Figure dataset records
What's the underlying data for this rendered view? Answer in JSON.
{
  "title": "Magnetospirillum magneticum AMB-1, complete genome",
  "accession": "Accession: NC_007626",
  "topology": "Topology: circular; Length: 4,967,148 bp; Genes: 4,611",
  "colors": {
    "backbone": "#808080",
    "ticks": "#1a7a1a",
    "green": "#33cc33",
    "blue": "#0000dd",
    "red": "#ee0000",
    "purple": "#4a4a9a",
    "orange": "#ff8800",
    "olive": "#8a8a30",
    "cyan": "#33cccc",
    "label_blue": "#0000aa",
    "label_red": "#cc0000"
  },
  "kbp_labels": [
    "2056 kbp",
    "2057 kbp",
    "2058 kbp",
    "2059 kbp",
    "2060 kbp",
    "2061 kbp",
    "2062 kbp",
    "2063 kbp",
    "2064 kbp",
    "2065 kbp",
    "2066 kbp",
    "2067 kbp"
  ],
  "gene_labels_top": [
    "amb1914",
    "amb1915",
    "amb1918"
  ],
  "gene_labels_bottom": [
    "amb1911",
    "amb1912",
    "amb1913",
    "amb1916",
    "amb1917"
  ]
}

==

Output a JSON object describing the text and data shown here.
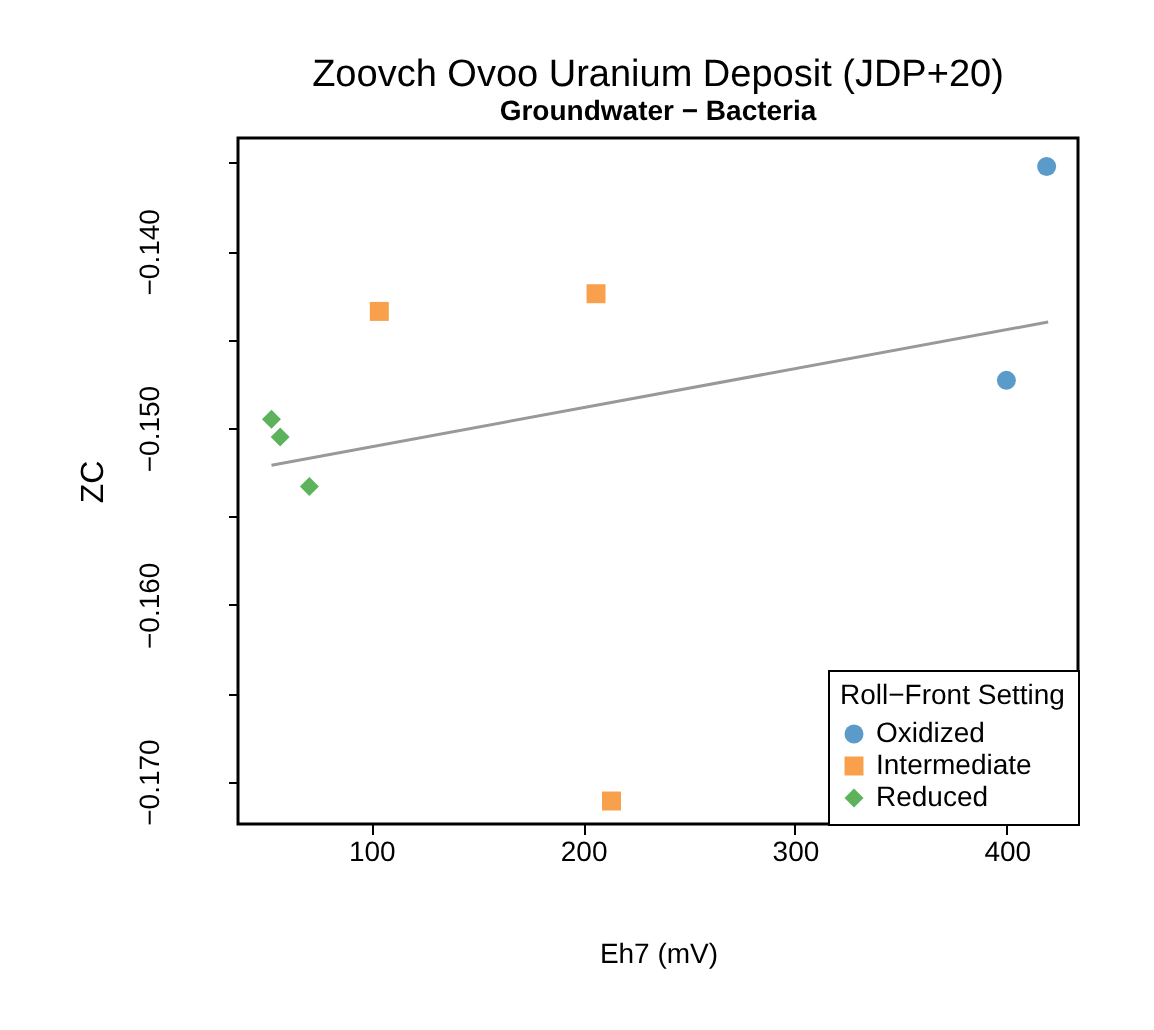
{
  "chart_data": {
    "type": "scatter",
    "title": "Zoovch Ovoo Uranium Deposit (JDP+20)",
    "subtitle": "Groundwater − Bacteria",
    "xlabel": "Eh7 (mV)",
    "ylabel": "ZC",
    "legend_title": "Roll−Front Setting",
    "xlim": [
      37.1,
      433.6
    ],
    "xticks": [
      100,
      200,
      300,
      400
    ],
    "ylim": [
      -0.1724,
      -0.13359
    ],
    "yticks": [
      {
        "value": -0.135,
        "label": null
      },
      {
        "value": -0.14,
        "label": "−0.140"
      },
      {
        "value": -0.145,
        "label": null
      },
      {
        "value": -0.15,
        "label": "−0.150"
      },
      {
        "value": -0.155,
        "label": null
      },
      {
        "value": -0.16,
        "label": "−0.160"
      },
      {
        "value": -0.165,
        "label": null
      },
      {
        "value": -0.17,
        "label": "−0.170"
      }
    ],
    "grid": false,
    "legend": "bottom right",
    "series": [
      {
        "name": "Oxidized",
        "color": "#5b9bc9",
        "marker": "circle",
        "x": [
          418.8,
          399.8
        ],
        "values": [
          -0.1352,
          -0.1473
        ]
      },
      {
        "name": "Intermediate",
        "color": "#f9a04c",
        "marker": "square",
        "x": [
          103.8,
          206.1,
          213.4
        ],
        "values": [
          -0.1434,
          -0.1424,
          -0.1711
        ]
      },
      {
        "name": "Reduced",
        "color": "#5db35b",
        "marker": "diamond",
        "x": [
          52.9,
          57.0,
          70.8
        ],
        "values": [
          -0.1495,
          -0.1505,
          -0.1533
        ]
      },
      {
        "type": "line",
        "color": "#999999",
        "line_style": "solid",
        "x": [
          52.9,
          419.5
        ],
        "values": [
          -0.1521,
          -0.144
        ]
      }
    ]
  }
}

### Work task
Every line above that includes the string "marker" needs to be copied.

### Exercise result
        "marker": "circle",
        "marker": "square",
        "marker": "diamond",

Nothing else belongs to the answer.